WHAT THIS TASK INVOLVES
The string "Sugars" may appear in lines of the entries below. Report how many lines hold it, with only the number.

DATA SUPPLIED
• • • • •
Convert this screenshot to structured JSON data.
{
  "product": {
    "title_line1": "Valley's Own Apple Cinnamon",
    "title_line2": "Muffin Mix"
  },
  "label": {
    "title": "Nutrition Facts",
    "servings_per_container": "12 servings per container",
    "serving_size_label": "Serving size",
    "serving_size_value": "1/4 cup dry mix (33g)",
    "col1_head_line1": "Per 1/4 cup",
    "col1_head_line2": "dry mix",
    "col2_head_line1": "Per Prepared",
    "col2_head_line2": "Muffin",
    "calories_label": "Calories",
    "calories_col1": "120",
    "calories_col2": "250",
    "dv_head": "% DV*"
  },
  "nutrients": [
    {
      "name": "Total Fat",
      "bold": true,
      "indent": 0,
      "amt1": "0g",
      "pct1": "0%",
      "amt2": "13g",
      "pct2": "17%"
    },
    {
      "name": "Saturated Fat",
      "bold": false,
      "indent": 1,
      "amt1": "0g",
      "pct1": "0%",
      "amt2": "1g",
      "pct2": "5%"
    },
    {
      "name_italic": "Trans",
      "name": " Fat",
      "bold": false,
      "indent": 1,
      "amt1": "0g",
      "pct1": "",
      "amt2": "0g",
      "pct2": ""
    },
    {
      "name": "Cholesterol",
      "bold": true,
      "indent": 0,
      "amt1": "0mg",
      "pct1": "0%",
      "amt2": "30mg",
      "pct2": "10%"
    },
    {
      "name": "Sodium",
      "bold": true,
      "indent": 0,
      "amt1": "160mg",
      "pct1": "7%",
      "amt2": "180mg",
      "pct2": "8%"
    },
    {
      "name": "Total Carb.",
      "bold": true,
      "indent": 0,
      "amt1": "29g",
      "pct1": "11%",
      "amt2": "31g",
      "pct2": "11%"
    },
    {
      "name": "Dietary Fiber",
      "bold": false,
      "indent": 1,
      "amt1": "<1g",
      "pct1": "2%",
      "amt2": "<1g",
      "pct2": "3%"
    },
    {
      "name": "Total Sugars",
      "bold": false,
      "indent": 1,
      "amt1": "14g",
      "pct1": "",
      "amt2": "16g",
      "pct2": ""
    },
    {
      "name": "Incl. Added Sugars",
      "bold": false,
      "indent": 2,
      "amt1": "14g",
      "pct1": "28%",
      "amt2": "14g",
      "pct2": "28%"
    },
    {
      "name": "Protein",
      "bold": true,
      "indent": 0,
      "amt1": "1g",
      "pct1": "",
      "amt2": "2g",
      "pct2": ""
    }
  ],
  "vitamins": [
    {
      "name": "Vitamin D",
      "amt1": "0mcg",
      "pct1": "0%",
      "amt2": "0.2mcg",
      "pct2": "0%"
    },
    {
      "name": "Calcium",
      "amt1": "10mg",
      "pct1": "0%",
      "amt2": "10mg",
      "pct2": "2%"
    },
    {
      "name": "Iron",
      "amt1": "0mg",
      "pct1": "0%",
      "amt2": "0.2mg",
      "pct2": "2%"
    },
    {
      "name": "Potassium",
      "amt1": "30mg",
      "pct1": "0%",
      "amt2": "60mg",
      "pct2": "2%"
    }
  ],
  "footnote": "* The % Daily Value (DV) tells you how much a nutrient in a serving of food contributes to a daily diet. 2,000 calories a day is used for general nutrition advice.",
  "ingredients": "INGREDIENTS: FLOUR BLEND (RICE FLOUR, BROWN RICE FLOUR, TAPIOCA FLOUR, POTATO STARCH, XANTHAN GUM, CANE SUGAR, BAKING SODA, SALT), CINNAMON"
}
• • • • •
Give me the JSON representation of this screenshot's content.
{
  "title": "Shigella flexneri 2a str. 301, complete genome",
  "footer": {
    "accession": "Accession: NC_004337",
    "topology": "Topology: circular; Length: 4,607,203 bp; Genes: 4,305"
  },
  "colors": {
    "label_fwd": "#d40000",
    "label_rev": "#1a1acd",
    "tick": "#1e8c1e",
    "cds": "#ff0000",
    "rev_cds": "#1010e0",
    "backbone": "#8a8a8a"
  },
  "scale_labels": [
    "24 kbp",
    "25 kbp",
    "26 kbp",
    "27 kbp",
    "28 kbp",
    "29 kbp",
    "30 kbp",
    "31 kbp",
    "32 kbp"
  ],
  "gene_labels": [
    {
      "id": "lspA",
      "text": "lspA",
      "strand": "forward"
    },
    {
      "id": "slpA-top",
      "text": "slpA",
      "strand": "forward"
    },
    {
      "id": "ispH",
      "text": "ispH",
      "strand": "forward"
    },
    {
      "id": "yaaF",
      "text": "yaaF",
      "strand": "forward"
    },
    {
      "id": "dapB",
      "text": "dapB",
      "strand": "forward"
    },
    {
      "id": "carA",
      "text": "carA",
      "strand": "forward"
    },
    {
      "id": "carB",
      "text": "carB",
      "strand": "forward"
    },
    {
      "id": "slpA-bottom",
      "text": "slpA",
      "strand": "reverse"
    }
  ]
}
• • • • •
WRITTEN RESPONSE
2